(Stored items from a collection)

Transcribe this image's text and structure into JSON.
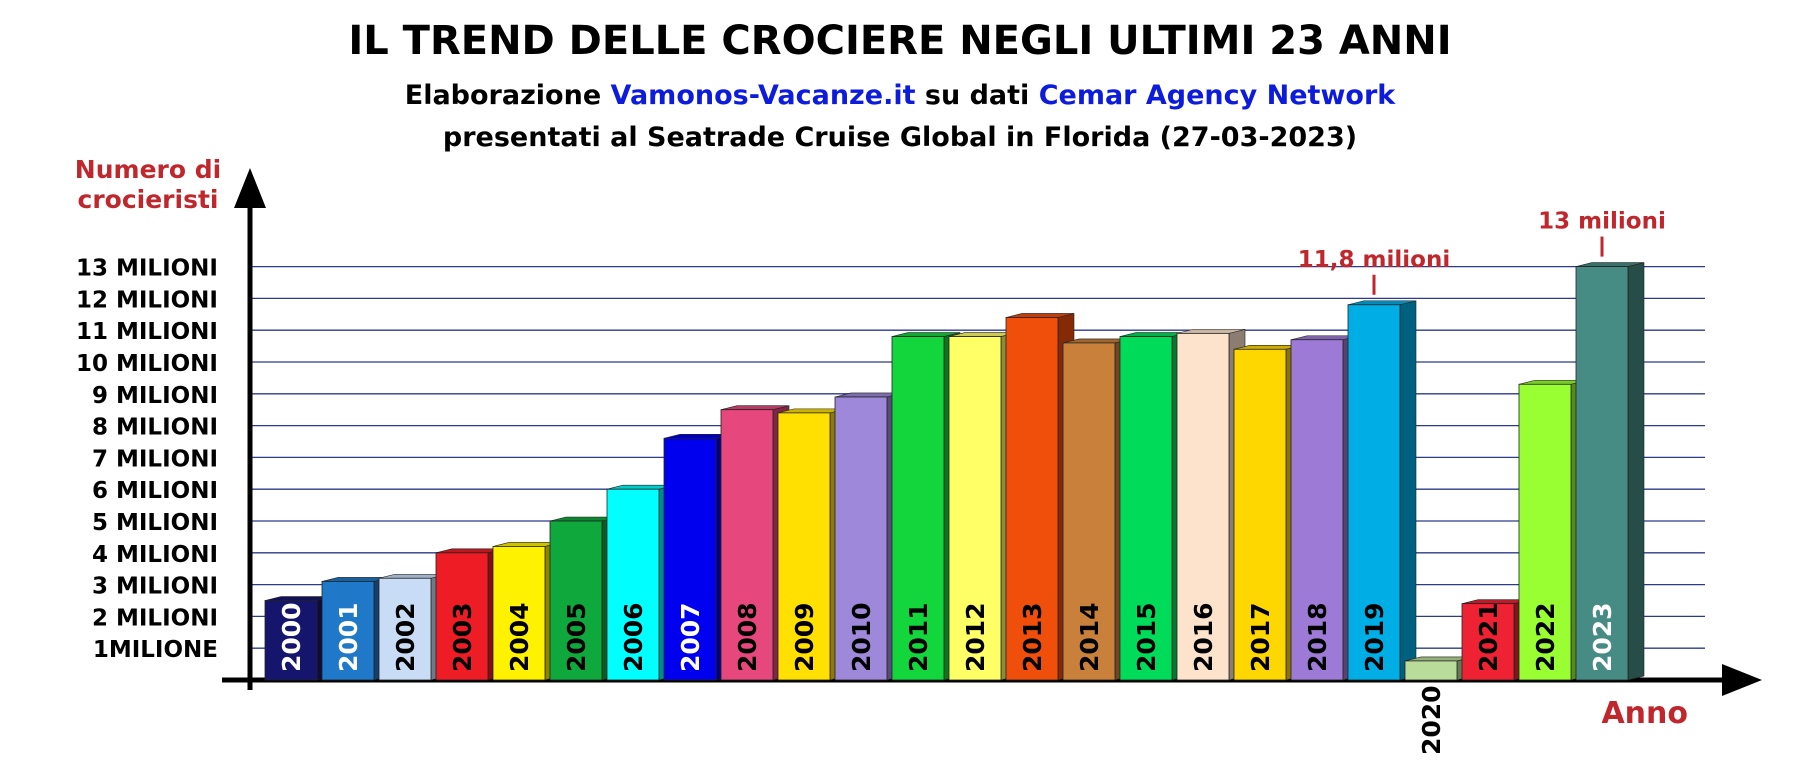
{
  "colors": {
    "accent_red": "#c0272d",
    "highlight_blue": "#0d1bdc",
    "grid": "#2b3a8c"
  },
  "chart_data": {
    "type": "bar",
    "title": "IL TREND DELLE CROCIERE NEGLI ULTIMI 23 ANNI",
    "subtitle_line1": {
      "part1": "Elaborazione ",
      "part2": "Vamonos-Vacanze.it",
      "part3": " su dati ",
      "part4": "Cemar Agency Network"
    },
    "subtitle_line2": "presentati al Seatrade Cruise Global in Florida (27-03-2023)",
    "ylabel_line1": "Numero di",
    "ylabel_line2": "crocieristi",
    "xlabel": "Anno",
    "ylim": [
      0,
      13
    ],
    "grid": true,
    "y_ticks": [
      {
        "value": 1,
        "label": "1MILIONE"
      },
      {
        "value": 2,
        "label": "2 MILIONI"
      },
      {
        "value": 3,
        "label": "3 MILIONI"
      },
      {
        "value": 4,
        "label": "4 MILIONI"
      },
      {
        "value": 5,
        "label": "5 MILIONI"
      },
      {
        "value": 6,
        "label": "6 MILIONI"
      },
      {
        "value": 7,
        "label": "7 MILIONI"
      },
      {
        "value": 8,
        "label": "8 MILIONI"
      },
      {
        "value": 9,
        "label": "9 MILIONI"
      },
      {
        "value": 10,
        "label": "10 MILIONI"
      },
      {
        "value": 11,
        "label": "11 MILIONI"
      },
      {
        "value": 12,
        "label": "12 MILIONI"
      },
      {
        "value": 13,
        "label": "13 MILIONI"
      }
    ],
    "bars": [
      {
        "year": "2000",
        "value": 2.5,
        "color": "#15156e",
        "label_color": "#ffffff"
      },
      {
        "year": "2001",
        "value": 3.1,
        "color": "#1f78c8",
        "label_color": "#ffffff"
      },
      {
        "year": "2002",
        "value": 3.2,
        "color": "#c9dcf5",
        "label_color": "#000000"
      },
      {
        "year": "2003",
        "value": 4.0,
        "color": "#ee1c25",
        "label_color": "#000000"
      },
      {
        "year": "2004",
        "value": 4.2,
        "color": "#fff200",
        "label_color": "#000000"
      },
      {
        "year": "2005",
        "value": 5.0,
        "color": "#0fa83c",
        "label_color": "#000000"
      },
      {
        "year": "2006",
        "value": 6.0,
        "color": "#00ffff",
        "label_color": "#000000"
      },
      {
        "year": "2007",
        "value": 7.6,
        "color": "#0000ee",
        "label_color": "#ffffff"
      },
      {
        "year": "2008",
        "value": 8.5,
        "color": "#e6487e",
        "label_color": "#000000"
      },
      {
        "year": "2009",
        "value": 8.4,
        "color": "#ffe000",
        "label_color": "#000000"
      },
      {
        "year": "2010",
        "value": 8.9,
        "color": "#9d88d9",
        "label_color": "#000000"
      },
      {
        "year": "2011",
        "value": 10.8,
        "color": "#12d63c",
        "label_color": "#000000"
      },
      {
        "year": "2012",
        "value": 10.8,
        "color": "#ffff66",
        "label_color": "#000000"
      },
      {
        "year": "2013",
        "value": 11.4,
        "color": "#f04e0b",
        "label_color": "#000000"
      },
      {
        "year": "2014",
        "value": 10.6,
        "color": "#c8803a",
        "label_color": "#000000"
      },
      {
        "year": "2015",
        "value": 10.8,
        "color": "#00dc5a",
        "label_color": "#000000"
      },
      {
        "year": "2016",
        "value": 10.9,
        "color": "#fde3cc",
        "label_color": "#000000"
      },
      {
        "year": "2017",
        "value": 10.4,
        "color": "#ffd700",
        "label_color": "#000000"
      },
      {
        "year": "2018",
        "value": 10.7,
        "color": "#9d7ad6",
        "label_color": "#000000"
      },
      {
        "year": "2019",
        "value": 11.8,
        "color": "#00aee6",
        "label_color": "#000000"
      },
      {
        "year": "2020",
        "value": 0.6,
        "color": "#b9dc9a",
        "label_color": "#000000"
      },
      {
        "year": "2021",
        "value": 2.4,
        "color": "#ee2233",
        "label_color": "#000000"
      },
      {
        "year": "2022",
        "value": 9.3,
        "color": "#99ff33",
        "label_color": "#000000"
      },
      {
        "year": "2023",
        "value": 13.0,
        "color": "#468c84",
        "label_color": "#ffffff"
      }
    ],
    "annotations": [
      {
        "year": "2019",
        "text": "11,8 milioni"
      },
      {
        "year": "2023",
        "text": "13 milioni"
      }
    ]
  }
}
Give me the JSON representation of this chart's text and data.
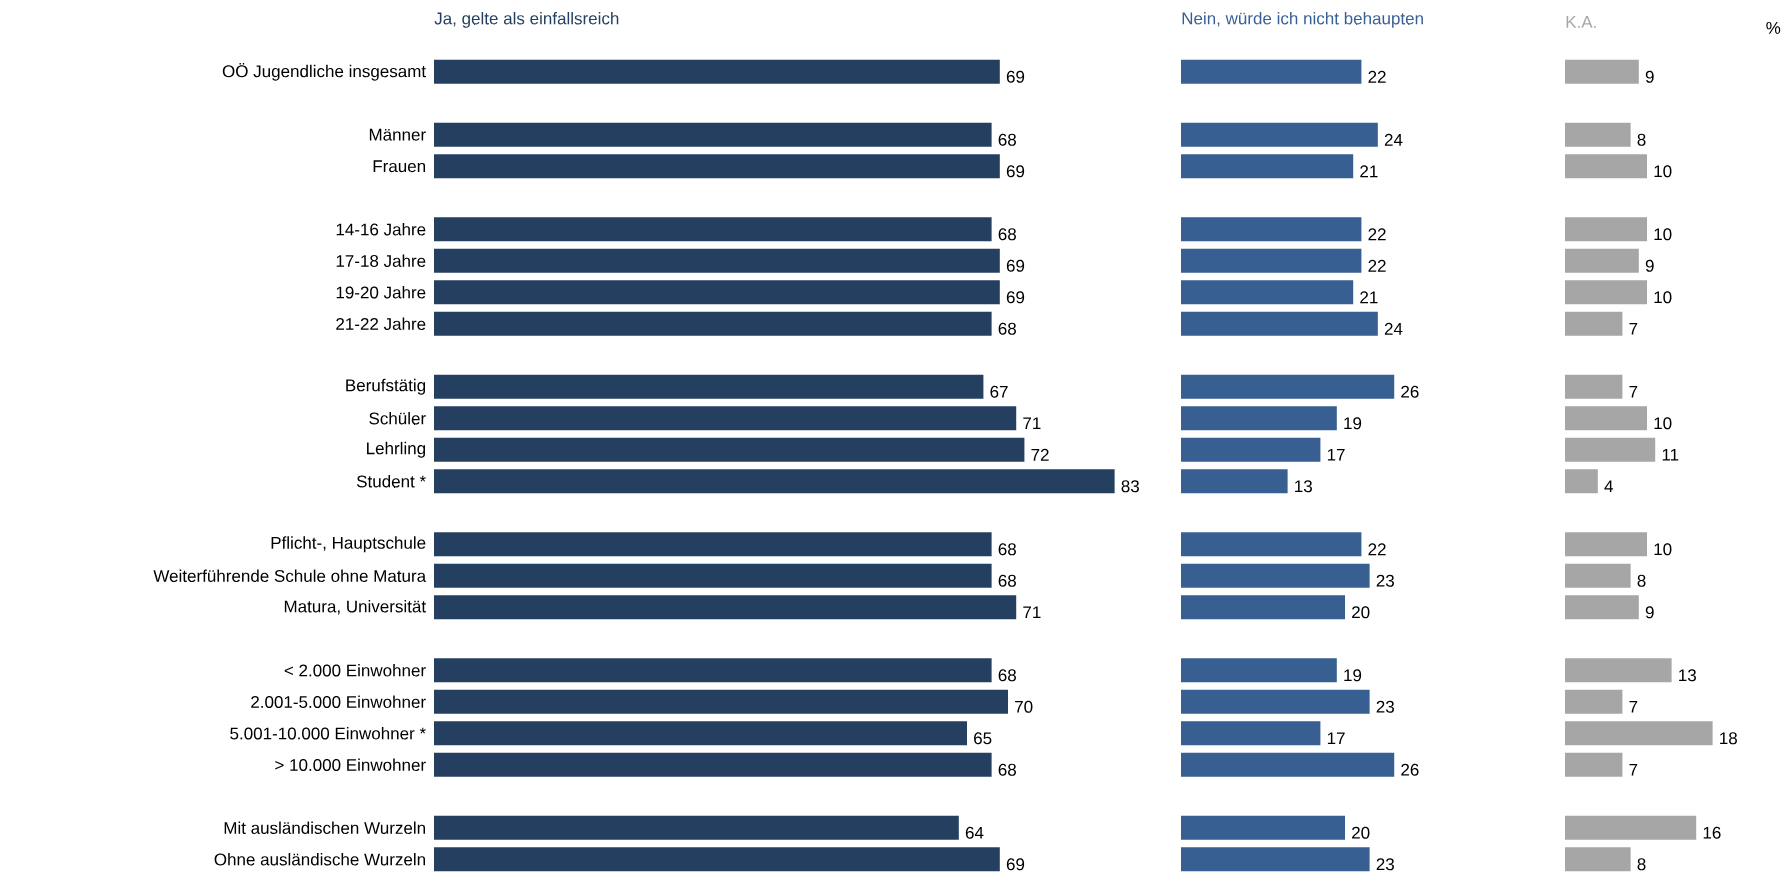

AIM OF THE EXERCISE =>
Gather each line of the listing that holds the string "this".

SOLUTION =>
Transcribe this image's text and structure into JSON.
Give me the JSON representation of this chart's text and data.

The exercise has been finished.